(Stored records)
*-*-*
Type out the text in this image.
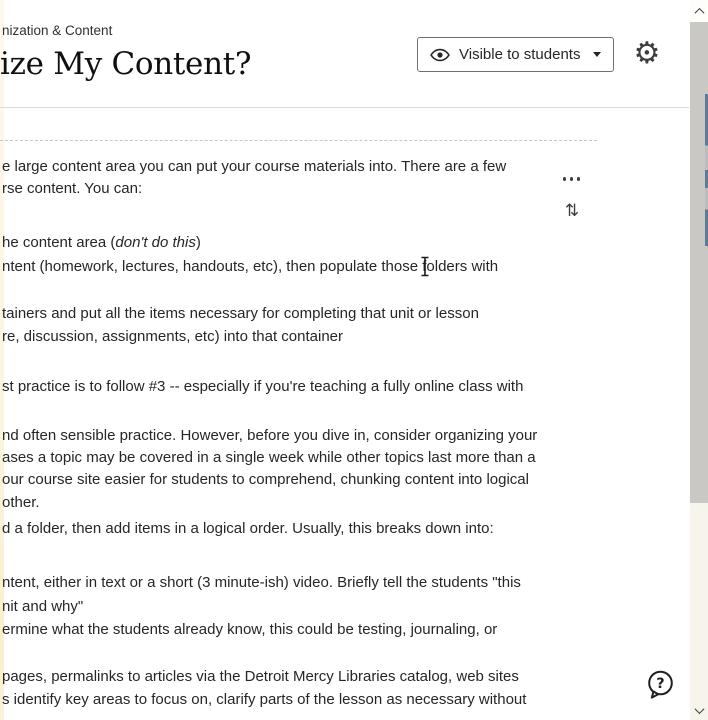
nization & Content
ize My Content?	Visible to students ⚙
⇅
e large content area you can put your course materials into. There are a few
rse content. You can:
he content area (don't do this)
ntent (homework, lectures, handouts, etc), then populate those folders with
tainers and put all the items necessary for completing that unit or lesson
re, discussion, assignments, etc) into that container
st practice is to follow #3 -- especially if you're teaching a fully online class with
nd often sensible practice. However, before you dive in, consider organizing your
ases a topic may be covered in a single week while other topics last more than a
our course site easier for students to comprehend, chunking content into logical
other.
d a folder, then add items in a logical order. Usually, this breaks down into:
ntent, either in text or a short (3 minute-ish) video. Briefly tell the students "this
nit and why"
ermine what the students already know, this could be testing, journaling, or
pages, permalinks to articles via the Detroit Mercy Libraries catalog, web sites
s identify key areas to focus on, clarify parts of the lesson as necessary without
?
*-*-*
> [Short task] Go through the data above and transcribe it in full, omitting any image.

> [Output of the task]
Type out the text in this image.
nization & Content
ize My Content?	Visible to students ⚙
⇅
e large content area you can put your course materials into. There are a few
rse content. You can:
he content area (don't do this)
ntent (homework, lectures, handouts, etc), then populate those folders with
tainers and put all the items necessary for completing that unit or lesson
re, discussion, assignments, etc) into that container
st practice is to follow #3 -- especially if you're teaching a fully online class with
nd often sensible practice. However, before you dive in, consider organizing your
ases a topic may be covered in a single week while other topics last more than a
our course site easier for students to comprehend, chunking content into logical
other.
d a folder, then add items in a logical order. Usually, this breaks down into:
ntent, either in text or a short (3 minute-ish) video. Briefly tell the students "this
nit and why"
ermine what the students already know, this could be testing, journaling, or
pages, permalinks to articles via the Detroit Mercy Libraries catalog, web sites
s identify key areas to focus on, clarify parts of the lesson as necessary without
?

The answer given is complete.